• [Exercise task] Each entry must be reproduced precisely as it stands.
:: Data
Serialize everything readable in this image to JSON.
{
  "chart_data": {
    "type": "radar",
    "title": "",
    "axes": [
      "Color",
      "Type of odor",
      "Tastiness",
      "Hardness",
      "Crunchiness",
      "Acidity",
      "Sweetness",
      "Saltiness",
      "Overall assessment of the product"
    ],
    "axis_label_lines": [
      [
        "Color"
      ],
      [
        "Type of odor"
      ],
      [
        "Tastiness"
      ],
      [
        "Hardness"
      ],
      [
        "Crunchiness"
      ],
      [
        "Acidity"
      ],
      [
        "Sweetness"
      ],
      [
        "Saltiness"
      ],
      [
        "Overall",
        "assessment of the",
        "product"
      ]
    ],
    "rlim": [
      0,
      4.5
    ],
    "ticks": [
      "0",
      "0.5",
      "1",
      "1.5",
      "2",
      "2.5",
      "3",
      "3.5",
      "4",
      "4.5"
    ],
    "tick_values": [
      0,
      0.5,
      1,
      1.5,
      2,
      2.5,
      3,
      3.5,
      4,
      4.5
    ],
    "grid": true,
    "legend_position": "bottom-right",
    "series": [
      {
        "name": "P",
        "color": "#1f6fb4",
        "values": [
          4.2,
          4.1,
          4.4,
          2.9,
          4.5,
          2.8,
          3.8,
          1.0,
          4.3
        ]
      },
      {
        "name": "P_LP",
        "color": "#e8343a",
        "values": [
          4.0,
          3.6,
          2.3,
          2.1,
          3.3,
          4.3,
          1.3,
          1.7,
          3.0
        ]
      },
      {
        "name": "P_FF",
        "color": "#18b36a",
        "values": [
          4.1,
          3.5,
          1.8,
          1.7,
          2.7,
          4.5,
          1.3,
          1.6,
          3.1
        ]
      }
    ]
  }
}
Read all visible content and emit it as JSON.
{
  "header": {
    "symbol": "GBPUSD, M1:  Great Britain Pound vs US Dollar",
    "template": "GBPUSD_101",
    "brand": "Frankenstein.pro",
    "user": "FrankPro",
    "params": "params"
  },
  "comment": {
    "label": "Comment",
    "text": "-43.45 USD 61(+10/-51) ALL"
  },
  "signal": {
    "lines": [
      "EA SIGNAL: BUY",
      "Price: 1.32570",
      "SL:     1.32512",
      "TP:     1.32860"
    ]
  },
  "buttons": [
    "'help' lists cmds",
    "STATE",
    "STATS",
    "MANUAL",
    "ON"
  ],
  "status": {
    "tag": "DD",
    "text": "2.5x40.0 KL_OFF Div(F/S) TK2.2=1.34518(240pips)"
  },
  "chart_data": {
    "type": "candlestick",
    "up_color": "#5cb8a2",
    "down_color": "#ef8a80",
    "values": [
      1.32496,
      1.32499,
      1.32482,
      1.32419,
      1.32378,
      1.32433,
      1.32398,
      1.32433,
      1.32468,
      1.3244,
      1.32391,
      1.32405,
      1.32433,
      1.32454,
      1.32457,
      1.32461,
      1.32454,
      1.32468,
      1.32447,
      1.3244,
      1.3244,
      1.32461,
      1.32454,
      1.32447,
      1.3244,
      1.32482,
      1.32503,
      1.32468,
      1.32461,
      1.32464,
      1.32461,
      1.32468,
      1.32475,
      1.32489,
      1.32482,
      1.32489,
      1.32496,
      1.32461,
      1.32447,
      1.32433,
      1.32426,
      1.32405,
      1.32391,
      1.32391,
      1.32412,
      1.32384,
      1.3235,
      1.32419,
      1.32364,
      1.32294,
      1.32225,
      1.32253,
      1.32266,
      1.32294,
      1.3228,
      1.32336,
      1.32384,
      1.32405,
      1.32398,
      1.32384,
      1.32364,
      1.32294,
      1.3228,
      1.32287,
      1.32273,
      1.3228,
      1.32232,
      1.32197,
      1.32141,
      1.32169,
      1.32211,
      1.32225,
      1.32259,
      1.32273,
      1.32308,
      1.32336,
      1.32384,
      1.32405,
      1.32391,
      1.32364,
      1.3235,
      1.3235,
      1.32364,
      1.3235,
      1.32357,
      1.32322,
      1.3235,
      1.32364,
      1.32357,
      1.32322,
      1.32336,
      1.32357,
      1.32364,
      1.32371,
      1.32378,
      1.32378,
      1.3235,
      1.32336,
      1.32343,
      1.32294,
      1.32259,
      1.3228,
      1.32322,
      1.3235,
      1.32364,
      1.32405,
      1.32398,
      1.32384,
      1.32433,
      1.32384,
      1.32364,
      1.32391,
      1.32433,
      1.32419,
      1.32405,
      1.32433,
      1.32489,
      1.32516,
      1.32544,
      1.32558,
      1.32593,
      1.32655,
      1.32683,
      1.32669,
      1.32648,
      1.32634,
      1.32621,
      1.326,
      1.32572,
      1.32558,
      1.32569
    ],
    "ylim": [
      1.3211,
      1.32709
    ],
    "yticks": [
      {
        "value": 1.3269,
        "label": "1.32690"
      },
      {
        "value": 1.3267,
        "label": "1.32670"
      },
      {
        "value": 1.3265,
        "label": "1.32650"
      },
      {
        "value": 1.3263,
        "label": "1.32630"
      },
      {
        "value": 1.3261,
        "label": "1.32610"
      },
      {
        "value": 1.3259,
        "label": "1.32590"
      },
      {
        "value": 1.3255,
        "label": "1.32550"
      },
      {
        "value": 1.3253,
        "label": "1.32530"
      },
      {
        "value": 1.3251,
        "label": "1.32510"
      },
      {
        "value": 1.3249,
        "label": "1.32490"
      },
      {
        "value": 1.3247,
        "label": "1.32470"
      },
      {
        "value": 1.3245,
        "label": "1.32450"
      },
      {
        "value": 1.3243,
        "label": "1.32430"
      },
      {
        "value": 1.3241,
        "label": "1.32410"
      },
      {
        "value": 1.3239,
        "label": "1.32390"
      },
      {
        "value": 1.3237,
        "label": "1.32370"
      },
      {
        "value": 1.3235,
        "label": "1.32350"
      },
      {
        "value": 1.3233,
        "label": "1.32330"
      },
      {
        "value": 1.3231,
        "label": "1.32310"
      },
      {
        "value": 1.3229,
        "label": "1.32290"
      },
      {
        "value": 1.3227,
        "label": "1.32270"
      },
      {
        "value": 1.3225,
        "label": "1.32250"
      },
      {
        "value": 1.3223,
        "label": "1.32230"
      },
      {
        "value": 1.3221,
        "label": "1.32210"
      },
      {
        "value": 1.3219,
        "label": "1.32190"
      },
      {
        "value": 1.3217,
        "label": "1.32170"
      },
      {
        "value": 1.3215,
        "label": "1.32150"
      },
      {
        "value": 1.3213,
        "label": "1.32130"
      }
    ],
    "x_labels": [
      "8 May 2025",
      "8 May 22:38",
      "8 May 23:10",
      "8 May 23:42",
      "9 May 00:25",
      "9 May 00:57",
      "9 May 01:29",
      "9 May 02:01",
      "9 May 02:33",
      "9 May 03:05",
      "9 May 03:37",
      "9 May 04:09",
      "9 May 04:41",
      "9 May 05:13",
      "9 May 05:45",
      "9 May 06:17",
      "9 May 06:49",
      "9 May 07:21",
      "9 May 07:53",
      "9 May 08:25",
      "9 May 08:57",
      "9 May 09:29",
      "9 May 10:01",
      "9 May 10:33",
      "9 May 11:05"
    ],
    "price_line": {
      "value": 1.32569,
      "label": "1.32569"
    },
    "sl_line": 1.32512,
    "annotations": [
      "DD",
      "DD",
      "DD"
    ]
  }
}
::::
• [Problem solution]
Serialize everything readable in this image to JSON.
{
  "chart_data": {
    "type": "radar",
    "title": "",
    "axes": [
      "Color",
      "Type of odor",
      "Tastiness",
      "Hardness",
      "Crunchiness",
      "Acidity",
      "Sweetness",
      "Saltiness",
      "Overall assessment of the product"
    ],
    "axis_label_lines": [
      [
        "Color"
      ],
      [
        "Type of odor"
      ],
      [
        "Tastiness"
      ],
      [
        "Hardness"
      ],
      [
        "Crunchiness"
      ],
      [
        "Acidity"
      ],
      [
        "Sweetness"
      ],
      [
        "Saltiness"
      ],
      [
        "Overall",
        "assessment of the",
        "product"
      ]
    ],
    "rlim": [
      0,
      4.5
    ],
    "ticks": [
      "0",
      "0.5",
      "1",
      "1.5",
      "2",
      "2.5",
      "3",
      "3.5",
      "4",
      "4.5"
    ],
    "tick_values": [
      0,
      0.5,
      1,
      1.5,
      2,
      2.5,
      3,
      3.5,
      4,
      4.5
    ],
    "grid": true,
    "legend_position": "bottom-right",
    "series": [
      {
        "name": "P",
        "color": "#1f6fb4",
        "values": [
          4.2,
          4.1,
          4.4,
          2.9,
          4.5,
          2.8,
          3.8,
          1.0,
          4.3
        ]
      },
      {
        "name": "P_LP",
        "color": "#e8343a",
        "values": [
          4.0,
          3.6,
          2.3,
          2.1,
          3.3,
          4.3,
          1.3,
          1.7,
          3.0
        ]
      },
      {
        "name": "P_FF",
        "color": "#18b36a",
        "values": [
          4.1,
          3.5,
          1.8,
          1.7,
          2.7,
          4.5,
          1.3,
          1.6,
          3.1
        ]
      }
    ]
  }
}
Read all visible content and emit it as JSON.
{
  "header": {
    "symbol": "GBPUSD, M1:  Great Britain Pound vs US Dollar",
    "template": "GBPUSD_101",
    "brand": "Frankenstein.pro",
    "user": "FrankPro",
    "params": "params"
  },
  "comment": {
    "label": "Comment",
    "text": "-43.45 USD 61(+10/-51) ALL"
  },
  "signal": {
    "lines": [
      "EA SIGNAL: BUY",
      "Price: 1.32570",
      "SL:     1.32512",
      "TP:     1.32860"
    ]
  },
  "buttons": [
    "'help' lists cmds",
    "STATE",
    "STATS",
    "MANUAL",
    "ON"
  ],
  "status": {
    "tag": "DD",
    "text": "2.5x40.0 KL_OFF Div(F/S) TK2.2=1.34518(240pips)"
  },
  "chart_data": {
    "type": "candlestick",
    "up_color": "#5cb8a2",
    "down_color": "#ef8a80",
    "values": [
      1.32496,
      1.32499,
      1.32482,
      1.32419,
      1.32378,
      1.32433,
      1.32398,
      1.32433,
      1.32468,
      1.3244,
      1.32391,
      1.32405,
      1.32433,
      1.32454,
      1.32457,
      1.32461,
      1.32454,
      1.32468,
      1.32447,
      1.3244,
      1.3244,
      1.32461,
      1.32454,
      1.32447,
      1.3244,
      1.32482,
      1.32503,
      1.32468,
      1.32461,
      1.32464,
      1.32461,
      1.32468,
      1.32475,
      1.32489,
      1.32482,
      1.32489,
      1.32496,
      1.32461,
      1.32447,
      1.32433,
      1.32426,
      1.32405,
      1.32391,
      1.32391,
      1.32412,
      1.32384,
      1.3235,
      1.32419,
      1.32364,
      1.32294,
      1.32225,
      1.32253,
      1.32266,
      1.32294,
      1.3228,
      1.32336,
      1.32384,
      1.32405,
      1.32398,
      1.32384,
      1.32364,
      1.32294,
      1.3228,
      1.32287,
      1.32273,
      1.3228,
      1.32232,
      1.32197,
      1.32141,
      1.32169,
      1.32211,
      1.32225,
      1.32259,
      1.32273,
      1.32308,
      1.32336,
      1.32384,
      1.32405,
      1.32391,
      1.32364,
      1.3235,
      1.3235,
      1.32364,
      1.3235,
      1.32357,
      1.32322,
      1.3235,
      1.32364,
      1.32357,
      1.32322,
      1.32336,
      1.32357,
      1.32364,
      1.32371,
      1.32378,
      1.32378,
      1.3235,
      1.32336,
      1.32343,
      1.32294,
      1.32259,
      1.3228,
      1.32322,
      1.3235,
      1.32364,
      1.32405,
      1.32398,
      1.32384,
      1.32433,
      1.32384,
      1.32364,
      1.32391,
      1.32433,
      1.32419,
      1.32405,
      1.32433,
      1.32489,
      1.32516,
      1.32544,
      1.32558,
      1.32593,
      1.32655,
      1.32683,
      1.32669,
      1.32648,
      1.32634,
      1.32621,
      1.326,
      1.32572,
      1.32558,
      1.32569
    ],
    "ylim": [
      1.3211,
      1.32709
    ],
    "yticks": [
      {
        "value": 1.3269,
        "label": "1.32690"
      },
      {
        "value": 1.3267,
        "label": "1.32670"
      },
      {
        "value": 1.3265,
        "label": "1.32650"
      },
      {
        "value": 1.3263,
        "label": "1.32630"
      },
      {
        "value": 1.3261,
        "label": "1.32610"
      },
      {
        "value": 1.3259,
        "label": "1.32590"
      },
      {
        "value": 1.3255,
        "label": "1.32550"
      },
      {
        "value": 1.3253,
        "label": "1.32530"
      },
      {
        "value": 1.3251,
        "label": "1.32510"
      },
      {
        "value": 1.3249,
        "label": "1.32490"
      },
      {
        "value": 1.3247,
        "label": "1.32470"
      },
      {
        "value": 1.3245,
        "label": "1.32450"
      },
      {
        "value": 1.3243,
        "label": "1.32430"
      },
      {
        "value": 1.3241,
        "label": "1.32410"
      },
      {
        "value": 1.3239,
        "label": "1.32390"
      },
      {
        "value": 1.3237,
        "label": "1.32370"
      },
      {
        "value": 1.3235,
        "label": "1.32350"
      },
      {
        "value": 1.3233,
        "label": "1.32330"
      },
      {
        "value": 1.3231,
        "label": "1.32310"
      },
      {
        "value": 1.3229,
        "label": "1.32290"
      },
      {
        "value": 1.3227,
        "label": "1.32270"
      },
      {
        "value": 1.3225,
        "label": "1.32250"
      },
      {
        "value": 1.3223,
        "label": "1.32230"
      },
      {
        "value": 1.3221,
        "label": "1.32210"
      },
      {
        "value": 1.3219,
        "label": "1.32190"
      },
      {
        "value": 1.3217,
        "label": "1.32170"
      },
      {
        "value": 1.3215,
        "label": "1.32150"
      },
      {
        "value": 1.3213,
        "label": "1.32130"
      }
    ],
    "x_labels": [
      "8 May 2025",
      "8 May 22:38",
      "8 May 23:10",
      "8 May 23:42",
      "9 May 00:25",
      "9 May 00:57",
      "9 May 01:29",
      "9 May 02:01",
      "9 May 02:33",
      "9 May 03:05",
      "9 May 03:37",
      "9 May 04:09",
      "9 May 04:41",
      "9 May 05:13",
      "9 May 05:45",
      "9 May 06:17",
      "9 May 06:49",
      "9 May 07:21",
      "9 May 07:53",
      "9 May 08:25",
      "9 May 08:57",
      "9 May 09:29",
      "9 May 10:01",
      "9 May 10:33",
      "9 May 11:05"
    ],
    "price_line": {
      "value": 1.32569,
      "label": "1.32569"
    },
    "sl_line": 1.32512,
    "annotations": [
      "DD",
      "DD",
      "DD"
    ]
  }
}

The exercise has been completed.